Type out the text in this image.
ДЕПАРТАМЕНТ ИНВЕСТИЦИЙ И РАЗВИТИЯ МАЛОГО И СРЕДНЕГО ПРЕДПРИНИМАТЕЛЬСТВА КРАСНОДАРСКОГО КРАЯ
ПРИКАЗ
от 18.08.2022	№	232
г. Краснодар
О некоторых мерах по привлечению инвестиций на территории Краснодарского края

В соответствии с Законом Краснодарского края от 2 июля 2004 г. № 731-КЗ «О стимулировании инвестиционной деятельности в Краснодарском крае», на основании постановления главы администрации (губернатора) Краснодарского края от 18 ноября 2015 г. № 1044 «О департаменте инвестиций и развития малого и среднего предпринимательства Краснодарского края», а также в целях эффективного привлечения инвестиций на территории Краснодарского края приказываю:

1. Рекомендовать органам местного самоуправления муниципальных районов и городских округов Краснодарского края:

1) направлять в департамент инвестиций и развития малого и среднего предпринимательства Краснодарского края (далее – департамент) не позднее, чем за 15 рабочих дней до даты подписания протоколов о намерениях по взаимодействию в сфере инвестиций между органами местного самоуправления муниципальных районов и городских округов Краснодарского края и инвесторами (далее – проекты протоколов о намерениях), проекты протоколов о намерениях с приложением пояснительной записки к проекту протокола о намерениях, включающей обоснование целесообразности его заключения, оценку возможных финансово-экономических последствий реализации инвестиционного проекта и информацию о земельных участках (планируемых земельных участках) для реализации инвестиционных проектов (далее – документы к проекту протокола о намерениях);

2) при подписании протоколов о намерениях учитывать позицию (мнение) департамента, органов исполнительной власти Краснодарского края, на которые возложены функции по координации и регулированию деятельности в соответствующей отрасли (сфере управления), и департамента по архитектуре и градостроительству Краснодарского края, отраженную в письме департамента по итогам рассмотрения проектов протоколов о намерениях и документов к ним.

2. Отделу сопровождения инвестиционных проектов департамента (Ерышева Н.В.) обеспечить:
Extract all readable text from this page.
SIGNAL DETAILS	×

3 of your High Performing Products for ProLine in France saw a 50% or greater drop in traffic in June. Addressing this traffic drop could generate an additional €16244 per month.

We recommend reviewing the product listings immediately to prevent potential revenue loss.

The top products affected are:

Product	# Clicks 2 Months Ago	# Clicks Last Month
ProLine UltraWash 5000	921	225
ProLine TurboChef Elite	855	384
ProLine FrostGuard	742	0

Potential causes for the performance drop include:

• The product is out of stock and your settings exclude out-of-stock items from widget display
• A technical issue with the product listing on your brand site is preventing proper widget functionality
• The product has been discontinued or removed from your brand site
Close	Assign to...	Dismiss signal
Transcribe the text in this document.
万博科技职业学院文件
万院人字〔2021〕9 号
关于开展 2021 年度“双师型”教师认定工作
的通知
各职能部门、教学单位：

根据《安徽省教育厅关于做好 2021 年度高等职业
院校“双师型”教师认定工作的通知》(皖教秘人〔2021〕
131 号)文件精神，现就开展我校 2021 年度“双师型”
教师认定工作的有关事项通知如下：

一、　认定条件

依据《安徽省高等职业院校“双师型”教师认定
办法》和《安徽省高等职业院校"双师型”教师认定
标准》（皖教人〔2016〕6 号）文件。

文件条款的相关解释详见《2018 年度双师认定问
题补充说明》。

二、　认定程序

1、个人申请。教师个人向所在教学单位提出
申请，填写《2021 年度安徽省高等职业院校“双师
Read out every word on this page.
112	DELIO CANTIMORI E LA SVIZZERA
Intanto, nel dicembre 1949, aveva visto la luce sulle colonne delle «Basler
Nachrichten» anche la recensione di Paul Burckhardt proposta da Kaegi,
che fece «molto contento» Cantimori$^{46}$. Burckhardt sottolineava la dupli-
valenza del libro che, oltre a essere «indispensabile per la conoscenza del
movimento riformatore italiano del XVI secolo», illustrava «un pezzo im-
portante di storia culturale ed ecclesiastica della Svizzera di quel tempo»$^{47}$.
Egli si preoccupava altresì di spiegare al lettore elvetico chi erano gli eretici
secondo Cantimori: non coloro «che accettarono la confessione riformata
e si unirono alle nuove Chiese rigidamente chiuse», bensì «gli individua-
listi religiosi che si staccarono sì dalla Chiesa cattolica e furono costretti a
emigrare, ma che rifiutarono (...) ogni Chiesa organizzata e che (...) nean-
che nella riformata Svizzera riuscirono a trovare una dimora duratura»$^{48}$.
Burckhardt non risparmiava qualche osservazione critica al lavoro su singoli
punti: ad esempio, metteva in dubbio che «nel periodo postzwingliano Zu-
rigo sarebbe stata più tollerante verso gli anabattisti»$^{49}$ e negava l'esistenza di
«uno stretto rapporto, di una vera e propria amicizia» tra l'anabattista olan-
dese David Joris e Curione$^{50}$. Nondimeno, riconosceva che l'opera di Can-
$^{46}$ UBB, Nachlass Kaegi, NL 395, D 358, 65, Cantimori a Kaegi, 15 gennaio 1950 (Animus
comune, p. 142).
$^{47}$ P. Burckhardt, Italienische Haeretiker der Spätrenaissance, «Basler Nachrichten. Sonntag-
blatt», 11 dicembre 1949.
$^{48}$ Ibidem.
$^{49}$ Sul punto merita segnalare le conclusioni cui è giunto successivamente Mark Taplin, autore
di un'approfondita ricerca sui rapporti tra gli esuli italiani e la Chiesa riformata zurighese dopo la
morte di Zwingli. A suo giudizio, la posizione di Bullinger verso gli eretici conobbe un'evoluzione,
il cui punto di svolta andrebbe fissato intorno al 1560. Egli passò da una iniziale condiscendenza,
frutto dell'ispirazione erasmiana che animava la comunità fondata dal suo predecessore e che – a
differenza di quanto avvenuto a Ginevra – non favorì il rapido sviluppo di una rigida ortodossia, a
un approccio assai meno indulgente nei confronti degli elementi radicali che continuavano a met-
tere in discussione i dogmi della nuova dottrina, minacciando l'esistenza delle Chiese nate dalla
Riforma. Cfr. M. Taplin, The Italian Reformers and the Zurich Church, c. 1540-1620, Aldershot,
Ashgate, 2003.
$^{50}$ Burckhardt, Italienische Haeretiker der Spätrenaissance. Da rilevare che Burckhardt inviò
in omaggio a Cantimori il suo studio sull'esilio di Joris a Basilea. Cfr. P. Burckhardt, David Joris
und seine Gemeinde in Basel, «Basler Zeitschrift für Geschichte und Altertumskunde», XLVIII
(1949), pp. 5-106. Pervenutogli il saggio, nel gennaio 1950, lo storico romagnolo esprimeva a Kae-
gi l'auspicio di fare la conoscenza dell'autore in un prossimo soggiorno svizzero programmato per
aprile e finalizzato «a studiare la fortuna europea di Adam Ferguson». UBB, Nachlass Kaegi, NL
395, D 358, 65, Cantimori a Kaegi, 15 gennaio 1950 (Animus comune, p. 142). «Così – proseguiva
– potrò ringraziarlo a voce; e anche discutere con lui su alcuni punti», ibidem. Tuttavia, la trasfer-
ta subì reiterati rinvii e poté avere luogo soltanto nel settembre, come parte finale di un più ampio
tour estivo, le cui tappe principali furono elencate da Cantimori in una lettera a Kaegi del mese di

■ **Task details**
Copy the data above in full, character for character.

■ **Output**
Type out the text in this image.
ДЕПАРТАМЕНТ ИНВЕСТИЦИЙ И РАЗВИТИЯ МАЛОГО И СРЕДНЕГО ПРЕДПРИНИМАТЕЛЬСТВА КРАСНОДАРСКОГО КРАЯ
ПРИКАЗ
от 18.08.2022	№	232
г. Краснодар
О некоторых мерах по привлечению инвестиций на территории Краснодарского края

В соответствии с Законом Краснодарского края от 2 июля 2004 г. № 731-КЗ «О стимулировании инвестиционной деятельности в Краснодарском крае», на основании постановления главы администрации (губернатора) Краснодарского края от 18 ноября 2015 г. № 1044 «О департаменте инвестиций и развития малого и среднего предпринимательства Краснодарского края», а также в целях эффективного привлечения инвестиций на территории Краснодарского края приказываю:

1. Рекомендовать органам местного самоуправления муниципальных районов и городских округов Краснодарского края:

1) направлять в департамент инвестиций и развития малого и среднего предпринимательства Краснодарского края (далее – департамент) не позднее, чем за 15 рабочих дней до даты подписания протоколов о намерениях по взаимодействию в сфере инвестиций между органами местного самоуправления муниципальных районов и городских округов Краснодарского края и инвесторами (далее – проекты протоколов о намерениях), проекты протоколов о намерениях с приложением пояснительной записки к проекту протокола о намерениях, включающей обоснование целесообразности его заключения, оценку возможных финансово-экономических последствий реализации инвестиционного проекта и информацию о земельных участках (планируемых земельных участках) для реализации инвестиционных проектов (далее – документы к проекту протокола о намерениях);

2) при подписании протоколов о намерениях учитывать позицию (мнение) департамента, органов исполнительной власти Краснодарского края, на которые возложены функции по координации и регулированию деятельности в соответствующей отрасли (сфере управления), и департамента по архитектуре и градостроительству Краснодарского края, отраженную в письме департамента по итогам рассмотрения проектов протоколов о намерениях и документов к ним.

2. Отделу сопровождения инвестиционных проектов департамента (Ерышева Н.В.) обеспечить:
Extract all readable text from this page.
SIGNAL DETAILS	×

3 of your High Performing Products for ProLine in France saw a 50% or greater drop in traffic in June. Addressing this traffic drop could generate an additional €16244 per month.

We recommend reviewing the product listings immediately to prevent potential revenue loss.

The top products affected are:

Product	# Clicks 2 Months Ago	# Clicks Last Month
ProLine UltraWash 5000	921	225
ProLine TurboChef Elite	855	384
ProLine FrostGuard	742	0

Potential causes for the performance drop include:

• The product is out of stock and your settings exclude out-of-stock items from widget display
• A technical issue with the product listing on your brand site is preventing proper widget functionality
• The product has been discontinued or removed from your brand site
Close	Assign to...	Dismiss signal
Transcribe the text in this document.
万博科技职业学院文件
万院人字〔2021〕9 号
关于开展 2021 年度“双师型”教师认定工作
的通知
各职能部门、教学单位：

根据《安徽省教育厅关于做好 2021 年度高等职业
院校“双师型”教师认定工作的通知》(皖教秘人〔2021〕
131 号)文件精神，现就开展我校 2021 年度“双师型”
教师认定工作的有关事项通知如下：

一、　认定条件

依据《安徽省高等职业院校“双师型”教师认定
办法》和《安徽省高等职业院校"双师型”教师认定
标准》（皖教人〔2016〕6 号）文件。

文件条款的相关解释详见《2018 年度双师认定问
题补充说明》。

二、　认定程序

1、个人申请。教师个人向所在教学单位提出
申请，填写《2021 年度安徽省高等职业院校“双师
Read out every word on this page.
112	DELIO CANTIMORI E LA SVIZZERA
Intanto, nel dicembre 1949, aveva visto la luce sulle colonne delle «Basler
Nachrichten» anche la recensione di Paul Burckhardt proposta da Kaegi,
che fece «molto contento» Cantimori$^{46}$. Burckhardt sottolineava la dupli-
valenza del libro che, oltre a essere «indispensabile per la conoscenza del
movimento riformatore italiano del XVI secolo», illustrava «un pezzo im-
portante di storia culturale ed ecclesiastica della Svizzera di quel tempo»$^{47}$.
Egli si preoccupava altresì di spiegare al lettore elvetico chi erano gli eretici
secondo Cantimori: non coloro «che accettarono la confessione riformata
e si unirono alle nuove Chiese rigidamente chiuse», bensì «gli individua-
listi religiosi che si staccarono sì dalla Chiesa cattolica e furono costretti a
emigrare, ma che rifiutarono (...) ogni Chiesa organizzata e che (...) nean-
che nella riformata Svizzera riuscirono a trovare una dimora duratura»$^{48}$.
Burckhardt non risparmiava qualche osservazione critica al lavoro su singoli
punti: ad esempio, metteva in dubbio che «nel periodo postzwingliano Zu-
rigo sarebbe stata più tollerante verso gli anabattisti»$^{49}$ e negava l'esistenza di
«uno stretto rapporto, di una vera e propria amicizia» tra l'anabattista olan-
dese David Joris e Curione$^{50}$. Nondimeno, riconosceva che l'opera di Can-
$^{46}$ UBB, Nachlass Kaegi, NL 395, D 358, 65, Cantimori a Kaegi, 15 gennaio 1950 (Animus
comune, p. 142).
$^{47}$ P. Burckhardt, Italienische Haeretiker der Spätrenaissance, «Basler Nachrichten. Sonntag-
blatt», 11 dicembre 1949.
$^{48}$ Ibidem.
$^{49}$ Sul punto merita segnalare le conclusioni cui è giunto successivamente Mark Taplin, autore
di un'approfondita ricerca sui rapporti tra gli esuli italiani e la Chiesa riformata zurighese dopo la
morte di Zwingli. A suo giudizio, la posizione di Bullinger verso gli eretici conobbe un'evoluzione,
il cui punto di svolta andrebbe fissato intorno al 1560. Egli passò da una iniziale condiscendenza,
frutto dell'ispirazione erasmiana che animava la comunità fondata dal suo predecessore e che – a
differenza di quanto avvenuto a Ginevra – non favorì il rapido sviluppo di una rigida ortodossia, a
un approccio assai meno indulgente nei confronti degli elementi radicali che continuavano a met-
tere in discussione i dogmi della nuova dottrina, minacciando l'esistenza delle Chiese nate dalla
Riforma. Cfr. M. Taplin, The Italian Reformers and the Zurich Church, c. 1540-1620, Aldershot,
Ashgate, 2003.
$^{50}$ Burckhardt, Italienische Haeretiker der Spätrenaissance. Da rilevare che Burckhardt inviò
in omaggio a Cantimori il suo studio sull'esilio di Joris a Basilea. Cfr. P. Burckhardt, David Joris
und seine Gemeinde in Basel, «Basler Zeitschrift für Geschichte und Altertumskunde», XLVIII
(1949), pp. 5-106. Pervenutogli il saggio, nel gennaio 1950, lo storico romagnolo esprimeva a Kae-
gi l'auspicio di fare la conoscenza dell'autore in un prossimo soggiorno svizzero programmato per
aprile e finalizzato «a studiare la fortuna europea di Adam Ferguson». UBB, Nachlass Kaegi, NL
395, D 358, 65, Cantimori a Kaegi, 15 gennaio 1950 (Animus comune, p. 142). «Così – proseguiva
– potrò ringraziarlo a voce; e anche discutere con lui su alcuni punti», ibidem. Tuttavia, la trasfer-
ta subì reiterati rinvii e poté avere luogo soltanto nel settembre, come parte finale di un più ampio
tour estivo, le cui tappe principali furono elencate da Cantimori in una lettera a Kaegi del mese di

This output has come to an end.